Exercise objective: Show all lines holding the string "校考模拟预测".

Saved data entries:

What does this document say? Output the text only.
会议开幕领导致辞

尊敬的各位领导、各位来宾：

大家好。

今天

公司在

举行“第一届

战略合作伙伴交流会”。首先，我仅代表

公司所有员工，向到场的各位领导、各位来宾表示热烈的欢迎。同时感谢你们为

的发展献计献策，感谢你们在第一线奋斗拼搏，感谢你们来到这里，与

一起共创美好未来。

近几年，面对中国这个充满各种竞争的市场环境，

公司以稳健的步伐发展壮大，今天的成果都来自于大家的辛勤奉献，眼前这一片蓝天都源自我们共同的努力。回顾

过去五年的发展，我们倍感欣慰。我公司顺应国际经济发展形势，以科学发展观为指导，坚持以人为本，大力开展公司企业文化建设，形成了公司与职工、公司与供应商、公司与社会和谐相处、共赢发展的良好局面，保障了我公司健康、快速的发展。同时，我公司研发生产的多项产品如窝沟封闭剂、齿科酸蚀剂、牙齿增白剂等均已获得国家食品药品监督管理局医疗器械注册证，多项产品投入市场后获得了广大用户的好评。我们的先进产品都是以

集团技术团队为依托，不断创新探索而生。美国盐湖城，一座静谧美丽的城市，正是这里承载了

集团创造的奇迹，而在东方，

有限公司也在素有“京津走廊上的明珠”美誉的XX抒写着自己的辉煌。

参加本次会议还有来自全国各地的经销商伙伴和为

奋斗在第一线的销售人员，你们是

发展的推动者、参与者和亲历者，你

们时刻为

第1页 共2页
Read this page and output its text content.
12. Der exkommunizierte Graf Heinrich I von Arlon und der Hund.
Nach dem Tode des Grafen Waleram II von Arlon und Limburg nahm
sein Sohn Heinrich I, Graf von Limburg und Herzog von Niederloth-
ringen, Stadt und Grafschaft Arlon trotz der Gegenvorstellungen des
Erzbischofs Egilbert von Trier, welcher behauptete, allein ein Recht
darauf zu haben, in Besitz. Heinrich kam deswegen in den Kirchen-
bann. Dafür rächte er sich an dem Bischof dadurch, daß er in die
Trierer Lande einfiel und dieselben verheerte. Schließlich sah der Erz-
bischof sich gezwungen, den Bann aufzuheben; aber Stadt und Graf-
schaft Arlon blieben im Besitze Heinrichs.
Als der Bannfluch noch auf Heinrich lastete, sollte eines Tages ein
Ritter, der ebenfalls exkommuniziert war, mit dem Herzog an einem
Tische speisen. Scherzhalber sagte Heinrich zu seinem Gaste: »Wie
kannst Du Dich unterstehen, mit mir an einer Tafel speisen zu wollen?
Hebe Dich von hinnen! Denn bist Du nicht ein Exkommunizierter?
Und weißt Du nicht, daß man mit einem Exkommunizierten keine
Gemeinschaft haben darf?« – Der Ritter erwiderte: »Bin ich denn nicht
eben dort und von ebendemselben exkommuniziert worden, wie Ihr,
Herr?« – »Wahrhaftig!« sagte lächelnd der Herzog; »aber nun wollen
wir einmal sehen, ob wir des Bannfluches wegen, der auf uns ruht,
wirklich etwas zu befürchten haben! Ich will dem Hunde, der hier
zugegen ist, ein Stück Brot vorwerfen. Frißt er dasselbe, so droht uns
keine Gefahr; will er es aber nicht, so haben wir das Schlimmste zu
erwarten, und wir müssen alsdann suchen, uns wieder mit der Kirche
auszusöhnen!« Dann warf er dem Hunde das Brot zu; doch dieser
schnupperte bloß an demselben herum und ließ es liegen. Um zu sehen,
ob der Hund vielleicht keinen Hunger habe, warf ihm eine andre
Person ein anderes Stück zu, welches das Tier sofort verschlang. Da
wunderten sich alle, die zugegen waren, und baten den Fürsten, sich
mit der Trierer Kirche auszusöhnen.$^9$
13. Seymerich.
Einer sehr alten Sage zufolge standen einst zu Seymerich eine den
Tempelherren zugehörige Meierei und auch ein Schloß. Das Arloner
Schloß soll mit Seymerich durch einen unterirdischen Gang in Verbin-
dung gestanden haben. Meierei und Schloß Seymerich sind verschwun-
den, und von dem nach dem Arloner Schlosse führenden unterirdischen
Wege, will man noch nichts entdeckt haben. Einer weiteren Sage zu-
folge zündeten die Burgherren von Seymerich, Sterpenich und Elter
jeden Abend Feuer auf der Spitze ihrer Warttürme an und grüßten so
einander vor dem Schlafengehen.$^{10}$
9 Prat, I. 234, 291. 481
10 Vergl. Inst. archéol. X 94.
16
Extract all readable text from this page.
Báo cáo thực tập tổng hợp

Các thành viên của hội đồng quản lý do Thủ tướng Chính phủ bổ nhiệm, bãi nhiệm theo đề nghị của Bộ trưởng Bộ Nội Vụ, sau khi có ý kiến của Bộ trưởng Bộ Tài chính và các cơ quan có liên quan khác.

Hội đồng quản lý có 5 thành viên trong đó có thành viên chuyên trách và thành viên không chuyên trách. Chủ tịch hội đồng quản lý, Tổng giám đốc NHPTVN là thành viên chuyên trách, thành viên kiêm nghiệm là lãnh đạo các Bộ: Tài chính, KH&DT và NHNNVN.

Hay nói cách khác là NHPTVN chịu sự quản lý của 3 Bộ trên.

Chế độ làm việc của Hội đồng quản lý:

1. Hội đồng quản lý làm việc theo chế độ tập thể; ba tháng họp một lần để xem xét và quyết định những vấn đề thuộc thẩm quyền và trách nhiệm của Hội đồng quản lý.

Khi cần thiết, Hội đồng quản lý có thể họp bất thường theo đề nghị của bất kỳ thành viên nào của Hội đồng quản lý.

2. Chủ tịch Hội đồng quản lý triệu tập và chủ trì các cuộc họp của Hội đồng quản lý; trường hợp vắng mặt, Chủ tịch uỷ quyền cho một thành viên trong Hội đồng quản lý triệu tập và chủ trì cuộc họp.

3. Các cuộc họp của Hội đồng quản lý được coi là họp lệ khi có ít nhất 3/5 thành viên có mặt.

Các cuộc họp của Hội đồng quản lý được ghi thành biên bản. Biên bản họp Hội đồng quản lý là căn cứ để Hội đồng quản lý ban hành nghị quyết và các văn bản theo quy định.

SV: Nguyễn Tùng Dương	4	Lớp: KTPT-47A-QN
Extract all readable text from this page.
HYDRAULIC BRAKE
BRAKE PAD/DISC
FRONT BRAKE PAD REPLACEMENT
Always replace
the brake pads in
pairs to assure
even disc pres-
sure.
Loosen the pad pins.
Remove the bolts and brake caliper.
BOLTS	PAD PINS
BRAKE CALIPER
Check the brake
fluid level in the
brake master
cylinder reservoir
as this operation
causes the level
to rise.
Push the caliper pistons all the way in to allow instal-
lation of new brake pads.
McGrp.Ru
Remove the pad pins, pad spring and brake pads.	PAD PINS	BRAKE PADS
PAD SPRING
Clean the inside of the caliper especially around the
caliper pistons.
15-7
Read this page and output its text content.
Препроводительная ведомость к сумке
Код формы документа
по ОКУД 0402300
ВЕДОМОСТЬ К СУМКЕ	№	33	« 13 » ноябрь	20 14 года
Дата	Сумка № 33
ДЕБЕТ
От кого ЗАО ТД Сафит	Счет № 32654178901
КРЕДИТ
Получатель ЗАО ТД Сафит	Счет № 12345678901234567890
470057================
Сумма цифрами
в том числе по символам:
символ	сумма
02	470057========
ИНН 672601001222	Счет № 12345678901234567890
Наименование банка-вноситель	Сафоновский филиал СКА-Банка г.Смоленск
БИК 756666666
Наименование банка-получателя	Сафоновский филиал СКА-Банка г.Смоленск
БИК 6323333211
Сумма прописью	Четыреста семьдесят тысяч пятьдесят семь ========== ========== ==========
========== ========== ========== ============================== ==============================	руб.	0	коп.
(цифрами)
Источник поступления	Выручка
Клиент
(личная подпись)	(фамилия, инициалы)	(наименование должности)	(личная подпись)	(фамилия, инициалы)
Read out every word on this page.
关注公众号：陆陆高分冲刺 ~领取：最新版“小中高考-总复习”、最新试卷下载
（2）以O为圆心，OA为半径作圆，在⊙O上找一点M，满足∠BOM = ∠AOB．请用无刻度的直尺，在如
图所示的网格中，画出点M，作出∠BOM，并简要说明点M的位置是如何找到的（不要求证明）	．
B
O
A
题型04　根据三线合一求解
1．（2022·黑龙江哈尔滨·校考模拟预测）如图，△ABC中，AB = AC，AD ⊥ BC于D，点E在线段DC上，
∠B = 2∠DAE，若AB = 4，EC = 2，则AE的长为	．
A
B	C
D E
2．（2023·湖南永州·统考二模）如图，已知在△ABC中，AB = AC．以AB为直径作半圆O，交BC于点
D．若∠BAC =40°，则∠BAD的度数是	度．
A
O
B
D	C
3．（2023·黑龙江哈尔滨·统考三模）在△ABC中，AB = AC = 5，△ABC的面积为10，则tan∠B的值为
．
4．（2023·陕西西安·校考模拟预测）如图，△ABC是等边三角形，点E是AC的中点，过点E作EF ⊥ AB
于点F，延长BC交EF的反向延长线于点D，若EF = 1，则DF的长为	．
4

Exercise output:
1．（2022·黑龙江哈尔滨·校考模拟预测）如图，△ABC中，AB = AC，AD ⊥ BC于D，点E在线段DC上，
4．（2023·陕西西安·校考模拟预测）如图，△ABC是等边三角形，点E是AC的中点，过点E作EF ⊥ AB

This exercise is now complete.